**TASK BRIEF:** Return all the data below as it stands, minus the pictures.

──────

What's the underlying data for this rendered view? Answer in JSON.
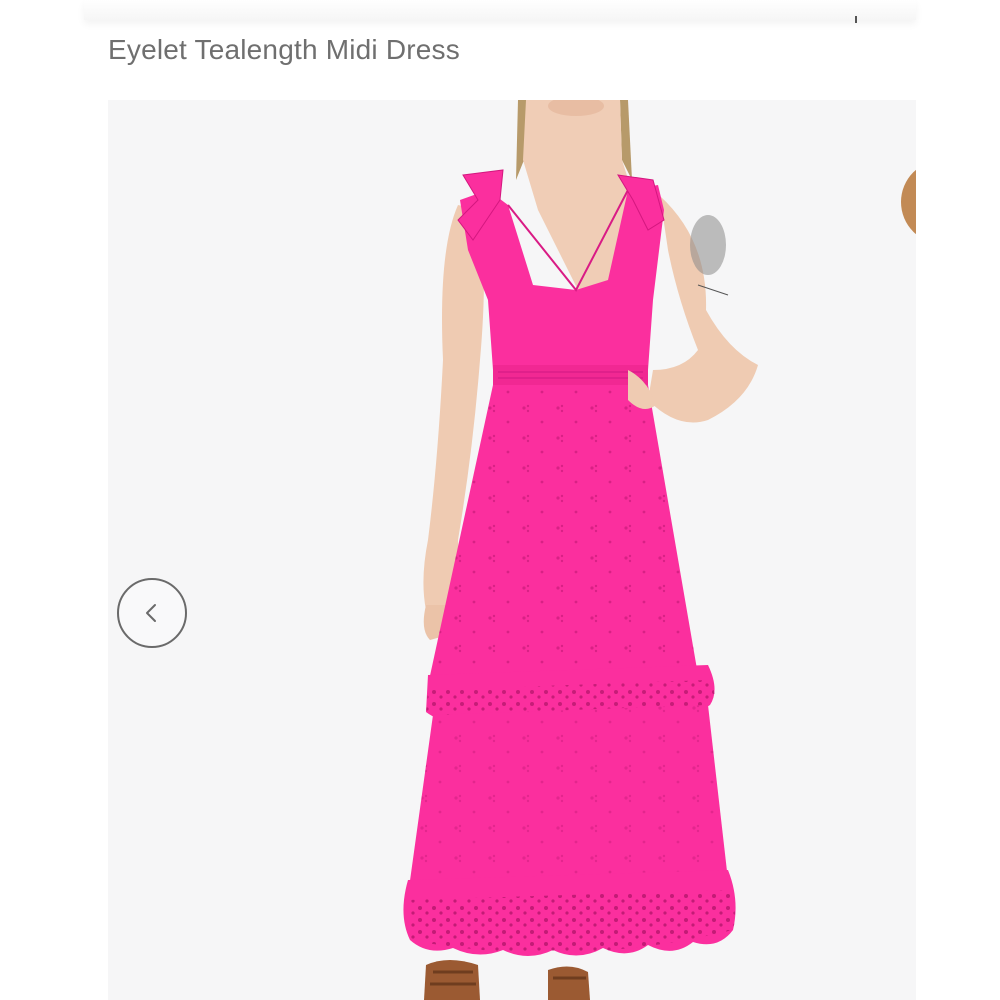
{
  "product": {
    "title": "Eyelet Tealength Midi Dress"
  },
  "gallery": {
    "image_subject": "dress-photo",
    "dress_color": "#fb2f9e",
    "background_color": "#f6f6f7"
  },
  "controls": {
    "prev_icon": "chevron-left-icon",
    "next_thumbnail_color": "#c28a55"
  }
}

──────

**REPLY TO THE TASK:**
What's the underlying data for this rendered view? Answer in JSON.
{
  "product": {
    "title": "Eyelet Tealength Midi Dress"
  },
  "gallery": {
    "image_subject": "dress-photo",
    "dress_color": "#fb2f9e",
    "background_color": "#f6f6f7"
  },
  "controls": {
    "prev_icon": "chevron-left-icon",
    "next_thumbnail_color": "#c28a55"
  }
}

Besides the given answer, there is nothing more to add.